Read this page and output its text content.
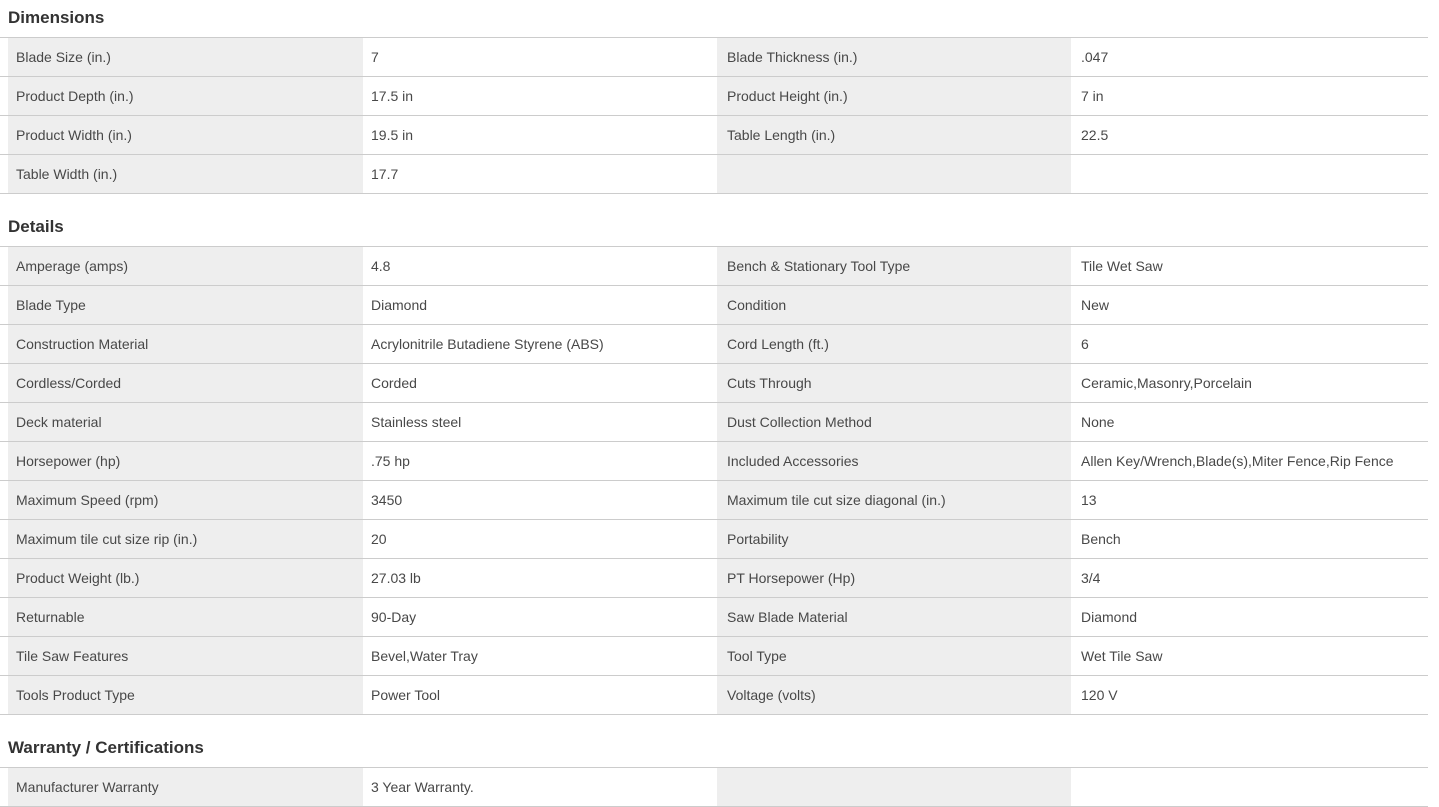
Dimensions
Blade Size (in.)	7	Blade Thickness (in.)	.047
Product Depth (in.)	17.5 in	Product Height (in.)	7 in
Product Width (in.)	19.5 in	Table Length (in.)	22.5
Table Width (in.)	17.7
Details
Amperage (amps)	4.8	Bench & Stationary Tool Type	Tile Wet Saw
Blade Type	Diamond	Condition	New
Construction Material	Acrylonitrile Butadiene Styrene (ABS)	Cord Length (ft.)	6
Cordless/Corded	Corded	Cuts Through	Ceramic,Masonry,Porcelain
Deck material	Stainless steel	Dust Collection Method	None
Horsepower (hp)	.75 hp	Included Accessories	Allen Key/Wrench,Blade(s),Miter Fence,Rip Fence
Maximum Speed (rpm)	3450	Maximum tile cut size diagonal (in.)	13
Maximum tile cut size rip (in.)	20	Portability	Bench
Product Weight (lb.)	27.03 lb	PT Horsepower (Hp)	3/4
Returnable	90-Day	Saw Blade Material	Diamond
Tile Saw Features	Bevel,Water Tray	Tool Type	Wet Tile Saw
Tools Product Type	Power Tool	Voltage (volts)	120 V
Warranty / Certifications
Manufacturer Warranty	3 Year Warranty.
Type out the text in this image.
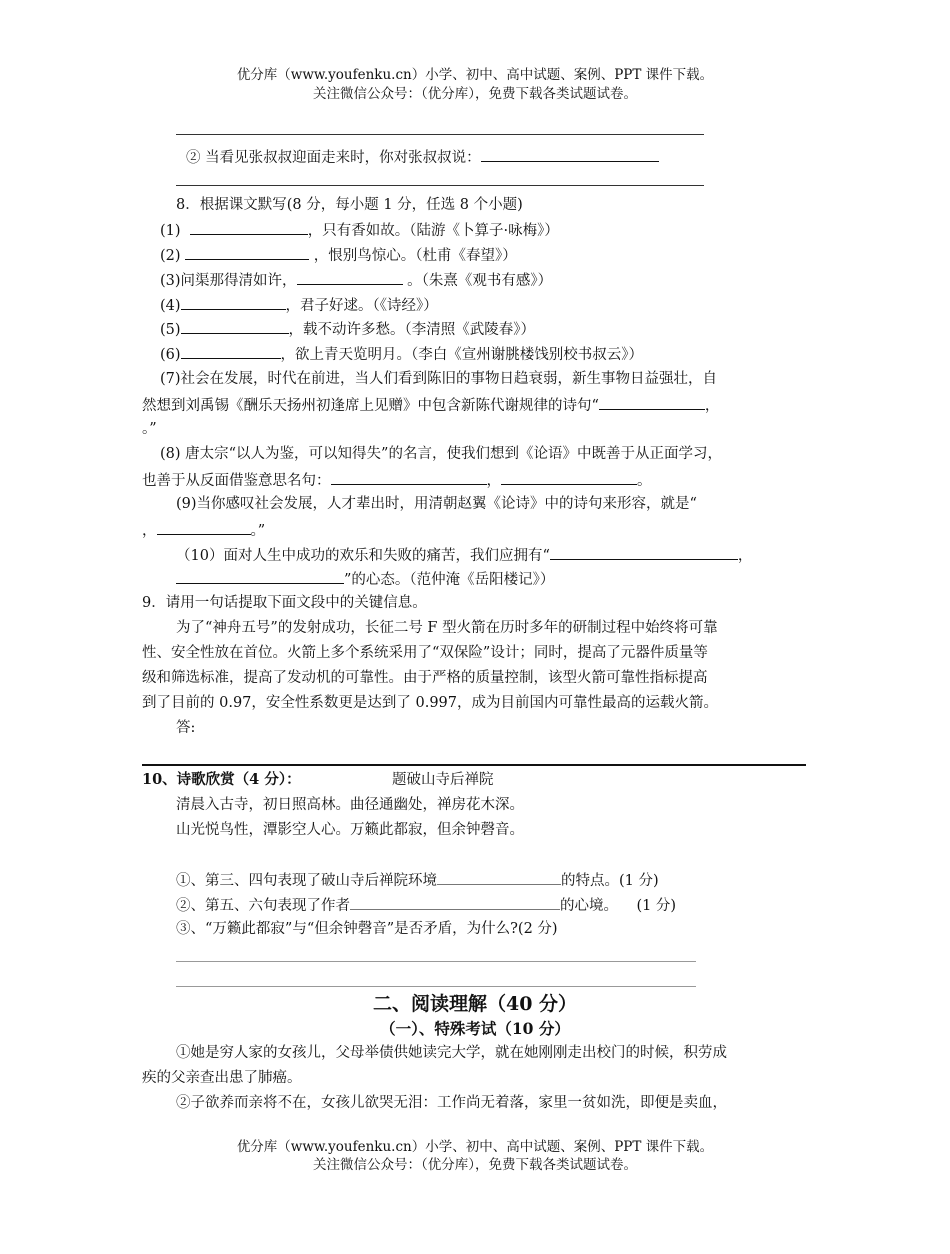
优分库（www.youfenku.cn）小学、初中、高中试题、案例、PPT 课件下载。
关注微信公众号：（优分库），免费下载各类试题试卷。
② 当看见张叔叔迎面走来时，你对张叔叔说：
8．根据课文默写(8 分，每小题 1 分，任选 8 个小题)
(1)	，只有香如故。（陆游《卜算子·咏梅》）
(2)	，恨别鸟惊心。（杜甫《春望》）
(3)问渠那得清如许，	。（朱熹《观书有感》）
(4)	，君子好逑。（《诗经》）
(5)	，载不动许多愁。（李清照《武陵春》）
(6)	，欲上青天览明月。（李白《宣州谢朓楼饯别校书叔云》）
(7)社会在发展，时代在前进，当人们看到陈旧的事物日趋衰弱，新生事物日益强壮，自
然想到刘禹锡《酬乐天扬州初逢席上见赠》中包含新陈代谢规律的诗句“	，
。”
(8) 唐太宗“以人为鉴，可以知得失”的名言，使我们想到《论语》中既善于从正面学习，
也善于从反面借鉴意思名句：	，	。
(9)当你感叹社会发展，人才辈出时，用清朝赵翼《论诗》中的诗句来形容，就是“
，	。”
（10）面对人生中成功的欢乐和失败的痛苦，我们应拥有“	，
”的心态。（范仲淹《岳阳楼记》）
9．请用一句话提取下面文段中的关键信息。
为了“神舟五号”的发射成功，长征二号 F 型火箭在历时多年的研制过程中始终将可靠
性、安全性放在首位。火箭上多个系统采用了“双保险”设计；同时，提高了元器件质量等
级和筛选标准，提高了发动机的可靠性。由于严格的质量控制，该型火箭可靠性指标提高
到了目前的 0.97，安全性系数更是达到了 0.997，成为目前国内可靠性最高的运载火箭。
答:
10、诗歌欣赏（4 分）：	题破山寺后禅院
清晨入古寺，初日照高林。曲径通幽处，禅房花木深。
山光悦鸟性，潭影空人心。万籁此都寂，但余钟磬音。
①、第三、四句表现了破山寺后禅院环境	的特点。(1 分)
②、第五、六句表现了作者	的心境。 (1 分)
③、“万籁此都寂”与“但余钟磬音”是否矛盾，为什么?(2 分)
二、阅读理解（40 分）
（一）、特殊考试（10 分）
①她是穷人家的女孩儿，父母举债供她读完大学，就在她刚刚走出校门的时候，积劳成
疾的父亲查出患了肺癌。
②子欲养而亲将不在，女孩儿欲哭无泪：工作尚无着落，家里一贫如洗，即便是卖血，
优分库（www.youfenku.cn）小学、初中、高中试题、案例、PPT 课件下载。
关注微信公众号：（优分库），免费下载各类试题试卷。
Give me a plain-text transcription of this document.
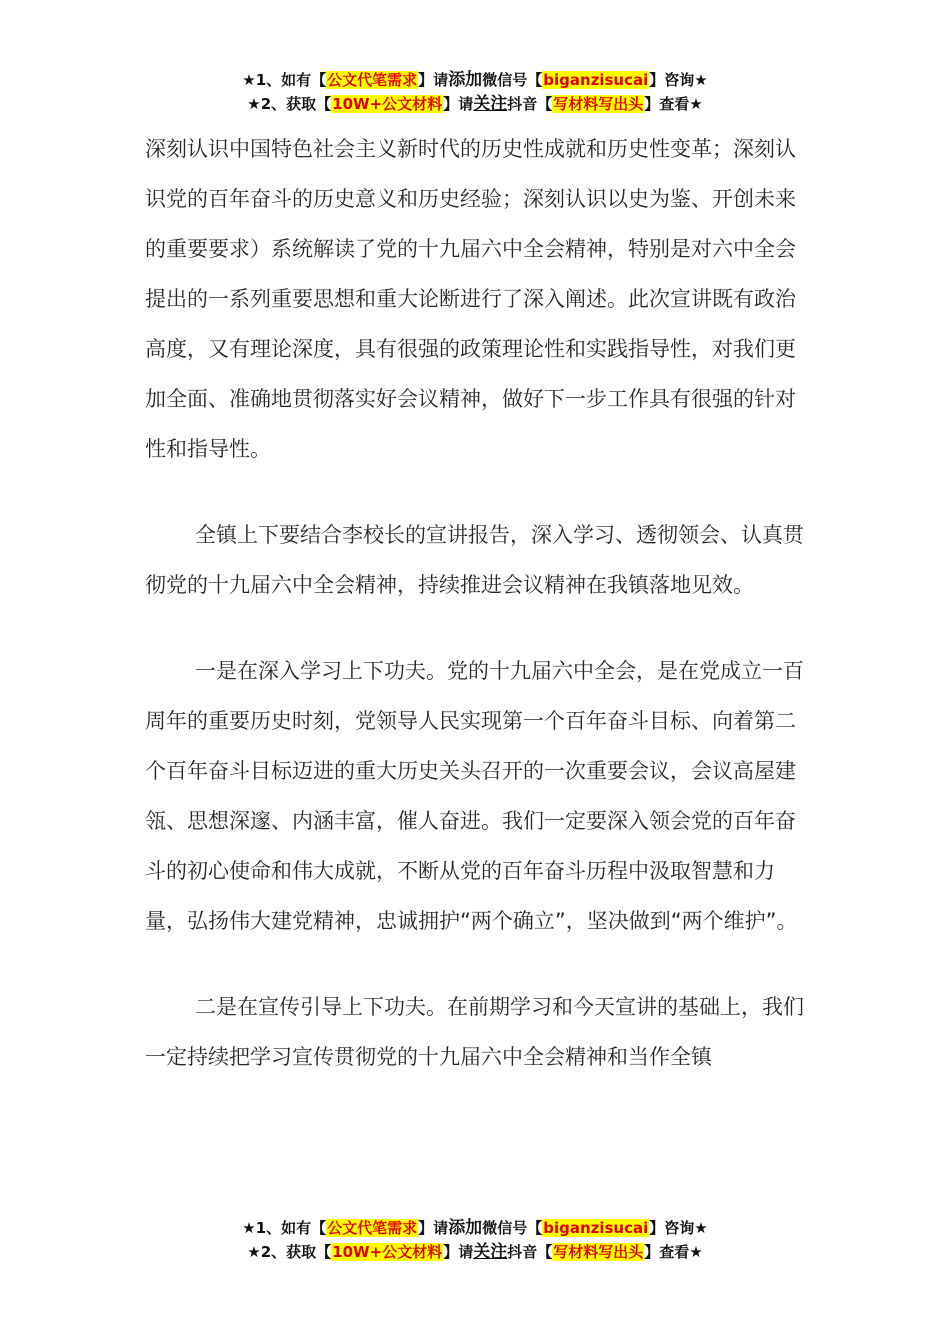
★1、如有【公文代笔需求】请添加微信号【biganzisucai】咨询★
★2、获取【10W+公文材料】请关注抖音【写材料写出头】查看★

深刻认识中国特色社会主义新时代的历史性成就和历史性变革；深刻认识党的百年奋斗的历史意义和历史经验；深刻认识以史为鉴、开创未来的重要要求）系统解读了党的十九届六中全会精神，特别是对六中全会提出的一系列重要思想和重大论断进行了深入阐述。此次宣讲既有政治高度，又有理论深度，具有很强的政策理论性和实践指导性，对我们更加全面、准确地贯彻落实好会议精神，做好下一步工作具有很强的针对性和指导性。

全镇上下要结合李校长的宣讲报告，深入学习、透彻领会、认真贯彻党的十九届六中全会精神，持续推进会议精神在我镇落地见效。

一是在深入学习上下功夫。党的十九届六中全会，是在党成立一百周年的重要历史时刻，党领导人民实现第一个百年奋斗目标、向着第二个百年奋斗目标迈进的重大历史关头召开的一次重要会议，会议高屋建瓴、思想深邃、内涵丰富，催人奋进。我们一定要深入领会党的百年奋斗的初心使命和伟大成就，不断从党的百年奋斗历程中汲取智慧和力量，弘扬伟大建党精神，忠诚拥护“两个确立”，坚决做到“两个维护”。

二是在宣传引导上下功夫。在前期学习和今天宣讲的基础上，我们一定持续把学习宣传贯彻党的十九届六中全会精神和当作全镇

★1、如有【公文代笔需求】请添加微信号【biganzisucai】咨询★
★2、获取【10W+公文材料】请关注抖音【写材料写出头】查看★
● ● ●
Copy out each line of the records that holds the string "Tool".

Amperage (amps)	4.8	Bench & Stationary Tool Type	Tile Wet Saw
Tile Saw Features	Bevel,Water Tray	Tool Type	Wet Tile Saw
Tools Product Type	Power Tool	Voltage (volts)	120 V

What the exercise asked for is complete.